• **WRITTEN INSTRUCTION**
Retype the records below exactly as they appear.

• **DATA PROVIDED**

◇ ◇ ◇ ◇ ◇ ◇ ◇

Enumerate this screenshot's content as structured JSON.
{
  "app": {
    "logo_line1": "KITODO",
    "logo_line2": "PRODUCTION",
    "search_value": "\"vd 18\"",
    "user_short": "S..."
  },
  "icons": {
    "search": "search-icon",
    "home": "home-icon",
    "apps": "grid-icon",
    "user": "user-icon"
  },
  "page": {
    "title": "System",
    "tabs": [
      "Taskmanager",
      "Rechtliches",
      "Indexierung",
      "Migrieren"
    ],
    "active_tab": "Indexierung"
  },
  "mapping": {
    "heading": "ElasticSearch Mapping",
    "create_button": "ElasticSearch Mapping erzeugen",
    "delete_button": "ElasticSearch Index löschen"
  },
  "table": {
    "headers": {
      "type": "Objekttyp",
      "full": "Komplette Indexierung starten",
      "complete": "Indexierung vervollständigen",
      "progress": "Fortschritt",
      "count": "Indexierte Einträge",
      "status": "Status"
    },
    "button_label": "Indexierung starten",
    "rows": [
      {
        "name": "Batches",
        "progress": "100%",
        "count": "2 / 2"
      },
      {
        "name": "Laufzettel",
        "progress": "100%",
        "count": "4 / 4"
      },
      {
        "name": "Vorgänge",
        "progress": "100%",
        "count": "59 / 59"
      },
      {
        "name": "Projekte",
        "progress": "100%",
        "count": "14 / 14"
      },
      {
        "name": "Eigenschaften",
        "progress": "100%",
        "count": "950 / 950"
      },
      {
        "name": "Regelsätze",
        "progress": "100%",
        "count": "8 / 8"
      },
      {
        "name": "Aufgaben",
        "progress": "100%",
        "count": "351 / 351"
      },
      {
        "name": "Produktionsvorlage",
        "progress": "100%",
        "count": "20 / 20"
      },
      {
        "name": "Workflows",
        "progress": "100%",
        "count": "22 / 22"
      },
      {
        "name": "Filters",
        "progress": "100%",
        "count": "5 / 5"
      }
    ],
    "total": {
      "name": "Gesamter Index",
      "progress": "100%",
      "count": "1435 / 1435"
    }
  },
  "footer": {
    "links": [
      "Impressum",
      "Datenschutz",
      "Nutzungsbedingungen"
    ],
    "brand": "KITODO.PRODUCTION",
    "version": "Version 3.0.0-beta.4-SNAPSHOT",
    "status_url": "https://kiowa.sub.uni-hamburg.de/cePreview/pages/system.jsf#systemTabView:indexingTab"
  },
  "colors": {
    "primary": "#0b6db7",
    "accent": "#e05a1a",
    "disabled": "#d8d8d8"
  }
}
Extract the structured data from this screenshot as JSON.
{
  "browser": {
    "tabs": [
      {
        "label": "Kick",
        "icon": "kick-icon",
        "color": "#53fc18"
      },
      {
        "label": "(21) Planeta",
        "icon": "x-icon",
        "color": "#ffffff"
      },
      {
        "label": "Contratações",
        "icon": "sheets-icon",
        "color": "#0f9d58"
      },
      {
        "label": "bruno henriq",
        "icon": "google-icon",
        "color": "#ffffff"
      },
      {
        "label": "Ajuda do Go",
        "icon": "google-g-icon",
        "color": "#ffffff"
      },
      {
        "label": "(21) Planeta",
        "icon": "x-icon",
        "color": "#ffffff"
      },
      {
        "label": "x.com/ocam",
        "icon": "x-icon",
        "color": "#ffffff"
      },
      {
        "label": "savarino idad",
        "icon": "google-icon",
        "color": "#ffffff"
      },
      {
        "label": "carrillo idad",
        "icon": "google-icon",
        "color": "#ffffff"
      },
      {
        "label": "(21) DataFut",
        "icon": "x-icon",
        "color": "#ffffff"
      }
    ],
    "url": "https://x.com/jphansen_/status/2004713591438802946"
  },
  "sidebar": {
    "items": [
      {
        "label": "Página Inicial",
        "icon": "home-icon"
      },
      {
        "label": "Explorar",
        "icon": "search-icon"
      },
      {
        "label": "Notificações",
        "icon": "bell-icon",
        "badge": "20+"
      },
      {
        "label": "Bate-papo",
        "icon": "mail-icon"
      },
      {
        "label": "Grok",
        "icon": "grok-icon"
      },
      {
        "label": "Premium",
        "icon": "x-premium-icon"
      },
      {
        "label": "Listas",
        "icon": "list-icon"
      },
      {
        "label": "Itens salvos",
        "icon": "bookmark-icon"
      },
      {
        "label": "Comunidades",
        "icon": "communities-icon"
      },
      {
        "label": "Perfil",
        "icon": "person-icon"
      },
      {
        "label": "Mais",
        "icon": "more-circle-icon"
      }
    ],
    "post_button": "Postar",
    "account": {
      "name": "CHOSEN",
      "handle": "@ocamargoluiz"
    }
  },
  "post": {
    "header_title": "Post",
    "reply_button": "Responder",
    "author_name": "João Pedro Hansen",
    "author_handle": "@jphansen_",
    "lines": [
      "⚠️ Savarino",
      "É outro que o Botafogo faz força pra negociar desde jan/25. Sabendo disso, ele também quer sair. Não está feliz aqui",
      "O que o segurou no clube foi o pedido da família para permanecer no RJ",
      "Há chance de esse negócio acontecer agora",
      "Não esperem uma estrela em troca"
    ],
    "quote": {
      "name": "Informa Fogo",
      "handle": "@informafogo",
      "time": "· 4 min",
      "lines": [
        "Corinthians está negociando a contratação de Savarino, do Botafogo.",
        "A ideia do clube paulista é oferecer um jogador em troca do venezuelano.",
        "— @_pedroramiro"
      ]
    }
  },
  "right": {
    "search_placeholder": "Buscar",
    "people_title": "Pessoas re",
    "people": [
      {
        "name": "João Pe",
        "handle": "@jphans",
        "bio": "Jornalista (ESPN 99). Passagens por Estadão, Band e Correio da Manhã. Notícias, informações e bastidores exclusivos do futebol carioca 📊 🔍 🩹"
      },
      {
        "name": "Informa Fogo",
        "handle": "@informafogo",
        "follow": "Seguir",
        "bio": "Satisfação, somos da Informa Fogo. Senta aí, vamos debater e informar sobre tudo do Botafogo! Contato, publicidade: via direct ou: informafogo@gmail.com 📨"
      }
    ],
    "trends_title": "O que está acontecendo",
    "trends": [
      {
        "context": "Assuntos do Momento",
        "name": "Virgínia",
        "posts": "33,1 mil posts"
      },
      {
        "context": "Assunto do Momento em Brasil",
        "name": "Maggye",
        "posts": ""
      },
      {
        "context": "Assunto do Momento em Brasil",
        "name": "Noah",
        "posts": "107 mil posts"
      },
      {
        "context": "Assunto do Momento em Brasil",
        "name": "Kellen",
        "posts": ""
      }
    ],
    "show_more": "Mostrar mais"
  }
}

◇ ◇ ◇ ◇ ◇ ◇ ◇

• **WRITTEN RESPONSE**
Enumerate this screenshot's content as structured JSON.
{
  "app": {
    "logo_line1": "KITODO",
    "logo_line2": "PRODUCTION",
    "search_value": "\"vd 18\"",
    "user_short": "S..."
  },
  "icons": {
    "search": "search-icon",
    "home": "home-icon",
    "apps": "grid-icon",
    "user": "user-icon"
  },
  "page": {
    "title": "System",
    "tabs": [
      "Taskmanager",
      "Rechtliches",
      "Indexierung",
      "Migrieren"
    ],
    "active_tab": "Indexierung"
  },
  "mapping": {
    "heading": "ElasticSearch Mapping",
    "create_button": "ElasticSearch Mapping erzeugen",
    "delete_button": "ElasticSearch Index löschen"
  },
  "table": {
    "headers": {
      "type": "Objekttyp",
      "full": "Komplette Indexierung starten",
      "complete": "Indexierung vervollständigen",
      "progress": "Fortschritt",
      "count": "Indexierte Einträge",
      "status": "Status"
    },
    "button_label": "Indexierung starten",
    "rows": [
      {
        "name": "Batches",
        "progress": "100%",
        "count": "2 / 2"
      },
      {
        "name": "Laufzettel",
        "progress": "100%",
        "count": "4 / 4"
      },
      {
        "name": "Vorgänge",
        "progress": "100%",
        "count": "59 / 59"
      },
      {
        "name": "Projekte",
        "progress": "100%",
        "count": "14 / 14"
      },
      {
        "name": "Eigenschaften",
        "progress": "100%",
        "count": "950 / 950"
      },
      {
        "name": "Regelsätze",
        "progress": "100%",
        "count": "8 / 8"
      },
      {
        "name": "Aufgaben",
        "progress": "100%",
        "count": "351 / 351"
      },
      {
        "name": "Produktionsvorlage",
        "progress": "100%",
        "count": "20 / 20"
      },
      {
        "name": "Workflows",
        "progress": "100%",
        "count": "22 / 22"
      },
      {
        "name": "Filters",
        "progress": "100%",
        "count": "5 / 5"
      }
    ],
    "total": {
      "name": "Gesamter Index",
      "progress": "100%",
      "count": "1435 / 1435"
    }
  },
  "footer": {
    "links": [
      "Impressum",
      "Datenschutz",
      "Nutzungsbedingungen"
    ],
    "brand": "KITODO.PRODUCTION",
    "version": "Version 3.0.0-beta.4-SNAPSHOT",
    "status_url": "https://kiowa.sub.uni-hamburg.de/cePreview/pages/system.jsf#systemTabView:indexingTab"
  },
  "colors": {
    "primary": "#0b6db7",
    "accent": "#e05a1a",
    "disabled": "#d8d8d8"
  }
}
Extract the structured data from this screenshot as JSON.
{
  "browser": {
    "tabs": [
      {
        "label": "Kick",
        "icon": "kick-icon",
        "color": "#53fc18"
      },
      {
        "label": "(21) Planeta",
        "icon": "x-icon",
        "color": "#ffffff"
      },
      {
        "label": "Contratações",
        "icon": "sheets-icon",
        "color": "#0f9d58"
      },
      {
        "label": "bruno henriq",
        "icon": "google-icon",
        "color": "#ffffff"
      },
      {
        "label": "Ajuda do Go",
        "icon": "google-g-icon",
        "color": "#ffffff"
      },
      {
        "label": "(21) Planeta",
        "icon": "x-icon",
        "color": "#ffffff"
      },
      {
        "label": "x.com/ocam",
        "icon": "x-icon",
        "color": "#ffffff"
      },
      {
        "label": "savarino idad",
        "icon": "google-icon",
        "color": "#ffffff"
      },
      {
        "label": "carrillo idad",
        "icon": "google-icon",
        "color": "#ffffff"
      },
      {
        "label": "(21) DataFut",
        "icon": "x-icon",
        "color": "#ffffff"
      }
    ],
    "url": "https://x.com/jphansen_/status/2004713591438802946"
  },
  "sidebar": {
    "items": [
      {
        "label": "Página Inicial",
        "icon": "home-icon"
      },
      {
        "label": "Explorar",
        "icon": "search-icon"
      },
      {
        "label": "Notificações",
        "icon": "bell-icon",
        "badge": "20+"
      },
      {
        "label": "Bate-papo",
        "icon": "mail-icon"
      },
      {
        "label": "Grok",
        "icon": "grok-icon"
      },
      {
        "label": "Premium",
        "icon": "x-premium-icon"
      },
      {
        "label": "Listas",
        "icon": "list-icon"
      },
      {
        "label": "Itens salvos",
        "icon": "bookmark-icon"
      },
      {
        "label": "Comunidades",
        "icon": "communities-icon"
      },
      {
        "label": "Perfil",
        "icon": "person-icon"
      },
      {
        "label": "Mais",
        "icon": "more-circle-icon"
      }
    ],
    "post_button": "Postar",
    "account": {
      "name": "CHOSEN",
      "handle": "@ocamargoluiz"
    }
  },
  "post": {
    "header_title": "Post",
    "reply_button": "Responder",
    "author_name": "João Pedro Hansen",
    "author_handle": "@jphansen_",
    "lines": [
      "⚠️ Savarino",
      "É outro que o Botafogo faz força pra negociar desde jan/25. Sabendo disso, ele também quer sair. Não está feliz aqui",
      "O que o segurou no clube foi o pedido da família para permanecer no RJ",
      "Há chance de esse negócio acontecer agora",
      "Não esperem uma estrela em troca"
    ],
    "quote": {
      "name": "Informa Fogo",
      "handle": "@informafogo",
      "time": "· 4 min",
      "lines": [
        "Corinthians está negociando a contratação de Savarino, do Botafogo.",
        "A ideia do clube paulista é oferecer um jogador em troca do venezuelano.",
        "— @_pedroramiro"
      ]
    }
  },
  "right": {
    "search_placeholder": "Buscar",
    "people_title": "Pessoas re",
    "people": [
      {
        "name": "João Pe",
        "handle": "@jphans",
        "bio": "Jornalista (ESPN 99). Passagens por Estadão, Band e Correio da Manhã. Notícias, informações e bastidores exclusivos do futebol carioca 📊 🔍 🩹"
      },
      {
        "name": "Informa Fogo",
        "handle": "@informafogo",
        "follow": "Seguir",
        "bio": "Satisfação, somos da Informa Fogo. Senta aí, vamos debater e informar sobre tudo do Botafogo! Contato, publicidade: via direct ou: informafogo@gmail.com 📨"
      }
    ],
    "trends_title": "O que está acontecendo",
    "trends": [
      {
        "context": "Assuntos do Momento",
        "name": "Virgínia",
        "posts": "33,1 mil posts"
      },
      {
        "context": "Assunto do Momento em Brasil",
        "name": "Maggye",
        "posts": ""
      },
      {
        "context": "Assunto do Momento em Brasil",
        "name": "Noah",
        "posts": "107 mil posts"
      },
      {
        "context": "Assunto do Momento em Brasil",
        "name": "Kellen",
        "posts": ""
      }
    ],
    "show_more": "Mostrar mais"
  }
}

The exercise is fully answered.